# Задания
1) Перепишите из текста о наступлении Нивеля отрывок от «Провал наступления Нивеля» до «покончить с войной.» включительно, подставив «морской блокады» вместо «экономической блокады».
2) Пожалуйста, ответьте по тексту о наступлении Нивеля: как германскому командованию стали известны подробности готовящегося наступления?
3) Напишите продолжение текста о наступлении Нивеля, начиная сразу после его последнего предложения.

# Фрагмент текста
┌──

За два-три года Первой мировой войны войска всех стран были истощены физически и морально. Недовольство солдат нарастало по мере того, как война принимала все более жестокие формы, а попытки генералов сломить сопротивление противника свелись к неоправданным жертвам с обеих сторон. Наступление, предпринятое в апреле-мае 1917 года по приказу французского командующего Робера Нивеля, окончилось для Антанты огромными потерями. Французские войска оказались в глубоком кризисе, окончившемся мятежами, парализовавшими Западный фронт и поставившими под вопрос продолжение вообще всей войны.
Провал наступления Нивеля
1917 год принёс тяжёлые испытания, как для Антанты, так и для держав Четверного союза. Первая была поколеблена российской революцией, которая поставила под угрозу существование Восточного фронта вследствие падения дисциплины на фронте и резкой активизации антивоенного движения в тылу. Вторые ощущали все большие проблемы с экономикой, которая уже исчерпала резервы и перестала справляться с последствиями экономической блокады. Вождям обоих блоков был нужен рывок, который помог бы переломить ситуацию на фронте и покончить с войной.
В среде французских и британских политиков и военных зрела мысль, что стратегия маршала Жоффра, продолжающего исповедовать «изматывание врага», бесполезна и не может привести к быстрой и гарантированной победе. В результате Жоффр был заменён более активным Робером Нивелем, предложившим амбициозный план наступления. Однако ставка Нивеля на внезапность не оправдалась – германскому командованию удалось получить подробности будущего наступления. Виновным оказался попавший в плен французский сержант, при котором нашёлся приказ, раскрывающий план операции. Вспомогательный удар англичан не ввёл немцев в заблуждение и не отвлёк их от направления главного удара.

└──

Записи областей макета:
┌──

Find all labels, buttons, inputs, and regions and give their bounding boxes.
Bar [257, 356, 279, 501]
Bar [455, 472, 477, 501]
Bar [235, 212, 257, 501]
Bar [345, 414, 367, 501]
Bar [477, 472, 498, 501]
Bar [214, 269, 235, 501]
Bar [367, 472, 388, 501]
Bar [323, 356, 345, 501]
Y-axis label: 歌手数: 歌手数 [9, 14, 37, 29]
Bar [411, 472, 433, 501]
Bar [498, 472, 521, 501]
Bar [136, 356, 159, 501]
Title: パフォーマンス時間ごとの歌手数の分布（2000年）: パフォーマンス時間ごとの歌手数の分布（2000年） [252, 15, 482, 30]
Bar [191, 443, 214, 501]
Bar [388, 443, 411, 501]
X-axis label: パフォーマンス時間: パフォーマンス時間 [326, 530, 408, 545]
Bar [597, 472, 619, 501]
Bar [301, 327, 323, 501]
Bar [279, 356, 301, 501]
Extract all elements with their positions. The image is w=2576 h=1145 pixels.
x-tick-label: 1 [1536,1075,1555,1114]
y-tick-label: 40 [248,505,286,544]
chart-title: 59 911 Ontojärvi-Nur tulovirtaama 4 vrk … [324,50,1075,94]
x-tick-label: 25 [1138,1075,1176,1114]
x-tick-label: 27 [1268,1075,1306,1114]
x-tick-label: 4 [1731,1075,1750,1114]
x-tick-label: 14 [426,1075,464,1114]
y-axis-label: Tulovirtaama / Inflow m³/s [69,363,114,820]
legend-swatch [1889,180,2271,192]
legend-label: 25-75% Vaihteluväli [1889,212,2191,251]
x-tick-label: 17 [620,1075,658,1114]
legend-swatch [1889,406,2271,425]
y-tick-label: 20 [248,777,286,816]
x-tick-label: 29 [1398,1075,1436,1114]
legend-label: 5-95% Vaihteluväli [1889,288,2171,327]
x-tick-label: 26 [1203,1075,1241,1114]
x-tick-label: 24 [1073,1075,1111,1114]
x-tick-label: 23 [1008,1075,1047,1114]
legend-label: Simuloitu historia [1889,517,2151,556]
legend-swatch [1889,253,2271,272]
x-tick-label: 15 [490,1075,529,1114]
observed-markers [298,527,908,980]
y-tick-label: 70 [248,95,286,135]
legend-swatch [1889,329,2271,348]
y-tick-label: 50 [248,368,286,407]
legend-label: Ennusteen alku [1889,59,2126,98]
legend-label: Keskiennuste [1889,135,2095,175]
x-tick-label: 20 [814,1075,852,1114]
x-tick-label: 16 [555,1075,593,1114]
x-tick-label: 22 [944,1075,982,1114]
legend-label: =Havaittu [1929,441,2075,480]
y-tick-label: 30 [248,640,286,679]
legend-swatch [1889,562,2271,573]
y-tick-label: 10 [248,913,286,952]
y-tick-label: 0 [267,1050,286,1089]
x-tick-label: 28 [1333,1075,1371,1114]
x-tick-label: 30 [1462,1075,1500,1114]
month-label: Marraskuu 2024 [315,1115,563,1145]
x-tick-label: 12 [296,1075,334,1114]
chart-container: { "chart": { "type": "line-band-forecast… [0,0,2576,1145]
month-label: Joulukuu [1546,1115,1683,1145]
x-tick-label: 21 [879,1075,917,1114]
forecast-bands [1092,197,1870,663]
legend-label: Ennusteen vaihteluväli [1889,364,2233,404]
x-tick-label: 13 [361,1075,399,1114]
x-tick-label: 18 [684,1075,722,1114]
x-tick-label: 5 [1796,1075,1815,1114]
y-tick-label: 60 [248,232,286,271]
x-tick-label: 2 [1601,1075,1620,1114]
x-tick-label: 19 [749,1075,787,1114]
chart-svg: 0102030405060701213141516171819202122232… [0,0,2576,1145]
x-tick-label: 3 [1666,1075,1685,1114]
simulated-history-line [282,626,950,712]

└──

# Ожидаемые ответы
1)
Провал наступления Нивеля
1917 год принёс тяжёлые испытания, как для Антанты, так и для держав Четверного союза. Первая была поколеблена российской революцией, которая поставила под угрозу существование Восточного фронта вследствие падения дисциплины на фронте и резкой активизации антивоенного движения в тылу. Вторые ощущали все большие проблемы с экономикой, которая уже исчерпала резервы и перестала справляться с последствиями морской блокады. Вождям обоих блоков был нужен рывок, который помог бы переломить ситуацию на фронте и покончить с войной.

2) У попавшего в плен французского сержанта нашёлся приказ, раскрывающий план операции.

3)
Последствия наступления были катастрофичными, и по настоянию французского правительства, извещённого об огромных потерях, операция была прекращена. Французы потеряли только убитыми и ранеными 180 000 человек, англичане – ещё 160 000 тысяч. Потери немцев, впрочем, тоже были немалыми, и составили 163 000 человек, из них 29 000 попало в плен.
Провал наступления Нивеля, длившегося с середины апреля по середину мая 1917 года, а также новости о революции в России вызвали брожение во французских войсках. Глухое недовольство постепенно вылилось в неповиновение и отказ возвращаться в окопы. Собственно, традиционная точка зрения на мятежи в историографии помещает их в один ряд с русской революцией, ростом пацифизма в Германии, мирными инициативами императора Карла в Австро-Венгрии, а в целом они явились явным признаком усталости от войны.
Поведение солдат
Командование и правительство во Франции, как и во всех остальных странах, старалось держать руку на пульсе общества и армии, чутко отслеживая все изменения в общественном сознании посредством перлюстрации писем. Ещё за 10 дней до наступления, в самом начале апреля 1917 года, французские солдаты в письмах домой выражали оптимизм, причем «такое отношение было универсальным, распространившимся даже среди тех, кому оно, в общем, было несвойственно», подчеркивают историки Гилберт и Бернард.
Однако уже к концу апреля от такого подъёма не осталось и следа. Цензорская служба с беспокойством отмечала падение энтузиазма, рост упаднических настроений, а на одном из самых активных участков фронта цензоры констатировали, что «лишь одна идея возникает вновь и вновь: война должна быть окончена в этом году тем или иным образом».
Первые отдельные признаки падения дисциплины можно было наблюдать уже в начале мая, еще до окончания операции Нивеля. Одна из колониальных дивизий отказалась идти в окопы, раздавались выкрики «конец войне» и «смерть предателям». Офицеры быстро сумели подавить недовольство, арестовав неформальных солдатских лидеров, и остальные после этого подчинились приказам. Далее волнений не было вплоть до 20 мая, а затем мятежи как пожар распространились по армии. 3 июня военный министр доложил, что между Суассоном и Парижем есть только две дивизии, на которые можно абсолютно положиться, остальные колеблются или игнорируют приказы.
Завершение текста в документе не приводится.